AIM:
Review the lines that follow and copy each one that contains the word "text".

MATERIAL SUPPLIED:
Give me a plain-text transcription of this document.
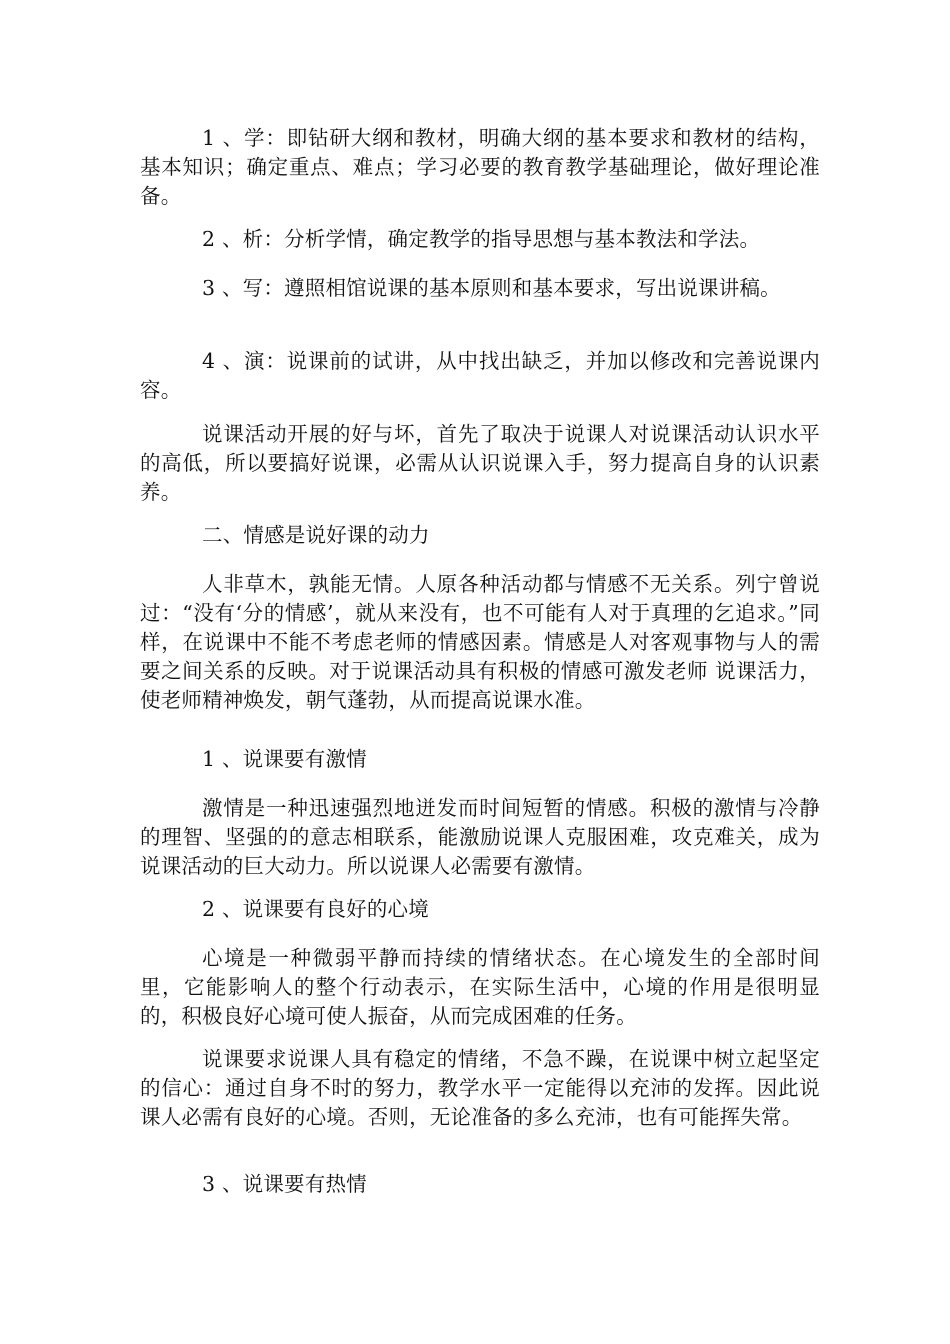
1 、学：即钻研大纲和教材，明确大纲的基本要求和教材的结构，基本知识；确定重点、难点；学习必要的教育教学基础理论，做好理论准备。

2 、析：分析学情，确定教学的指导思想与基本教法和学法。

3 、写：遵照相馆说课的基本原则和基本要求，写出说课讲稿。

4 、演：说课前的试讲，从中找出缺乏，并加以修改和完善说课内容。

说课活动开展的好与坏，首先了取决于说课人对说课活动认识水平的高低，所以要搞好说课，必需从认识说课入手，努力提高自身的认识素养。

二、情感是说好课的动力

人非草木，孰能无情。人原各种活动都与情感不无关系。列宁曾说过：“没有‘分的情感’，就从来没有，也不可能有人对于真理的乞追求。”同样，在说课中不能不考虑老师的情感因素。情感是人对客观事物与人的需要之间关系的反映。对于说课活动具有积极的情感可激发老师 说课活力，使老师精神焕发，朝气蓬勃，从而提高说课水准。

1 、说课要有激情

激情是一种迅速强烈地迸发而时间短暂的情感。积极的激情与冷静的理智、坚强的的意志相联系，能激励说课人克服困难，攻克难关，成为说课活动的巨大动力。所以说课人必需要有激情。

2 、说课要有良好的心境

心境是一种微弱平静而持续的情绪状态。在心境发生的全部时间里，它能影响人的整个行动表示，在实际生活中，心境的作用是很明显的，积极良好心境可使人振奋，从而完成困难的任务。

说课要求说课人具有稳定的情绪，不急不躁，在说课中树立起坚定的信心：通过自身不时的努力，教学水平一定能得以充沛的发挥。因此说课人必需有良好的心境。否则，无论准备的多么充沛，也有可能挥失常。

3 、说课要有热情
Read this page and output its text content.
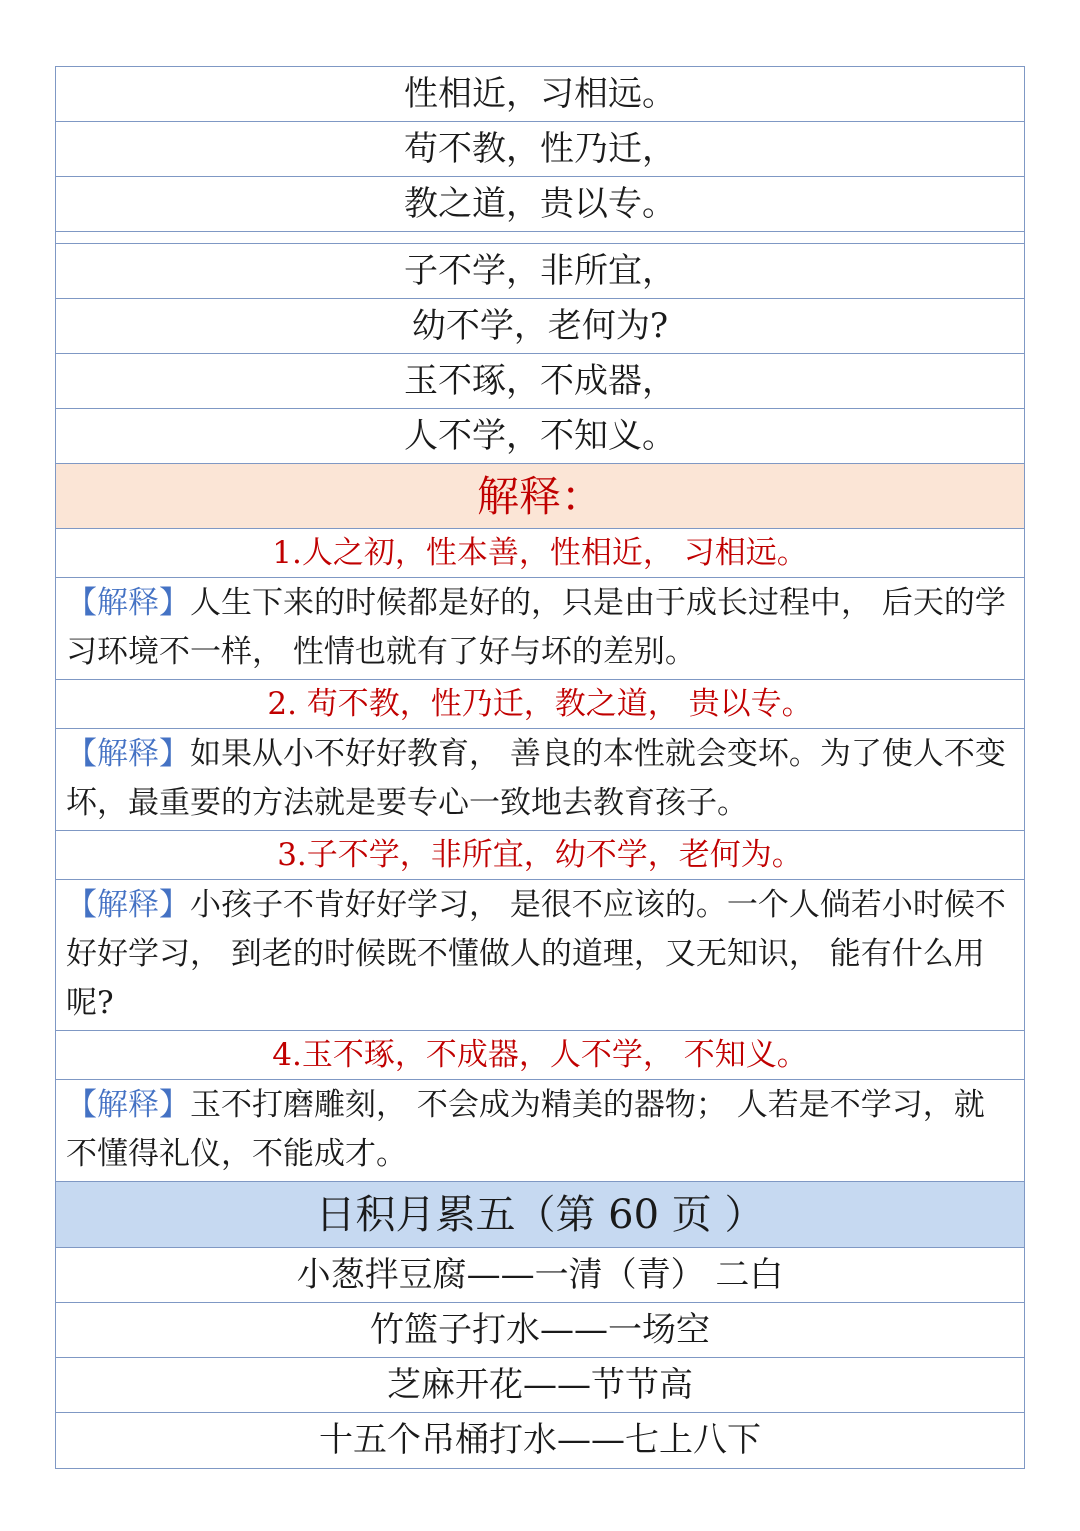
性相近，习相远。
苟不教，性乃迁，
教之道，贵以专。
子不学，非所宜，
幼不学，老何为?
玉不琢，不成器，
人不学，不知义。
解释：
1.人之初，性本善，性相近， 习相远。
【解释】人生下来的时候都是好的，只是由于成长过程中， 后天的学习环境不一样， 性情也就有了好与坏的差别。
2. 苟不教，性乃迁，教之道， 贵以专。
【解释】如果从小不好好教育， 善良的本性就会变坏。为了使人不变坏，最重要的方法就是要专心一致地去教育孩子。
3.子不学，非所宜，幼不学，老何为。
【解释】小孩子不肯好好学习， 是很不应该的。一个人倘若小时候不好好学习， 到老的时候既不懂做人的道理，又无知识， 能有什么用呢?
4.玉不琢，不成器，人不学， 不知义。
【解释】玉不打磨雕刻， 不会成为精美的器物； 人若是不学习，就不懂得礼仪，不能成才。
日积月累五（第 60 页 ）
小葱拌豆腐——一清（青） 二白
竹篮子打水——一场空
芝麻开花——节节高
十五个吊桶打水——七上八下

ANSWER IN FULL:
Give me a plain-text transcription of this document.
Read this page and output its text content.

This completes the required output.